++++ EXTRAIT

Joomla! est un système de gestion de contenu (CMS) open source et gratuit, développé par des contributeurs dans le monde entier, qui se veut à la fois simple pour les débutants et suffisamment flexible et performant pour les développeurs plus expérimentés. Bien entendu, ce CMS, qui existe depuis 2005, a ses limitations et les lourdeurs que l'on peut attendre d'un projet communautaire à l'échelle mondiale. Mais tout en reconnaissant qu'aucun logiciel n'est parfait, Joomla permet de développer un site multilingue, de manière simple et sécurisée, de disposer d'un système de permissions performant avec des technologies éprouvées qui sont régulièrement mises à jour, sans installer de multiples extensions et pour un budget raisonnable. La dernière version Joomla 5 propose une modernisation très attendue du framework, notamment sa gestion des assets, et de l'interface du CMS.

++++++++
++++ MATÉRIEL

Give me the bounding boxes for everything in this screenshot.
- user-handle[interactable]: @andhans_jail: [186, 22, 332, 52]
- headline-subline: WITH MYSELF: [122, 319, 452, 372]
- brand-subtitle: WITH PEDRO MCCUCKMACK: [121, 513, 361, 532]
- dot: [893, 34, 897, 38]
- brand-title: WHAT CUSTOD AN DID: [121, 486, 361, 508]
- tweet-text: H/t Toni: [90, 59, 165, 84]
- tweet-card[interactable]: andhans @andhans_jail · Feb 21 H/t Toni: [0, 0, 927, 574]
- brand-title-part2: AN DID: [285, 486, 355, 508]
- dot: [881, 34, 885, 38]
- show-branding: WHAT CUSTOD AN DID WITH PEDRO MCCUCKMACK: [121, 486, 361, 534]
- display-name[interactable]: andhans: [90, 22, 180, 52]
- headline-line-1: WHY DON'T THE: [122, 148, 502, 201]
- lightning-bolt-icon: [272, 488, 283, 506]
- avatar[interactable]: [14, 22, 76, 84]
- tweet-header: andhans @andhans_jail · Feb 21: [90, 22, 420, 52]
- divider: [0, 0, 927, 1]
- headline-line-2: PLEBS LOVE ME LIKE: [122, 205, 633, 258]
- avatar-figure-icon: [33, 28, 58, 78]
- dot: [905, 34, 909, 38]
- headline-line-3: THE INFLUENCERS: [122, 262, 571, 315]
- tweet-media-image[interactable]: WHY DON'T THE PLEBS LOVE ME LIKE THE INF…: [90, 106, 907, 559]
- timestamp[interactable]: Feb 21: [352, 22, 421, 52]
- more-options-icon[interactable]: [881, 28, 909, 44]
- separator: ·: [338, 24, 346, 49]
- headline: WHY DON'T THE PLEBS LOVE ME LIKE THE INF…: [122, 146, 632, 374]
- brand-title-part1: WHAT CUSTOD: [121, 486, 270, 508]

++++++++

OBJECTIFS –
- 1) Veuillez indiquer si chacune des affirmations suivantes concorde avec l'extrait sur Joomla, en répondant par oui ou non et en citant les mots qui tranchent.
(a) Joomla existe depuis 2005.
(b) Pour créer un site multilingue avec Joomla, il faut installer de multiples extensions.
(c) Joomla est un logiciel payant.
- 2) Répondez aux questions suivantes à partir de l'extrait sur Joomla.
(a) Qui développe Joomla ?
(b) Quelle est la dernière version de Joomla mentionnée ?
(c) Outre le framework, qu'est-ce que cette dernière version modernise ?

RÉPONSES –
- 1)
(a) Oui : « ce CMS, qui existe depuis 2005 ».
(b) Non : « sans installer de multiples extensions ».
(c) Non : « open source et gratuit ».

- 2)
(a) Des contributeurs dans le monde entier.
(b) Joomla 5.
(c) L'interface du CMS.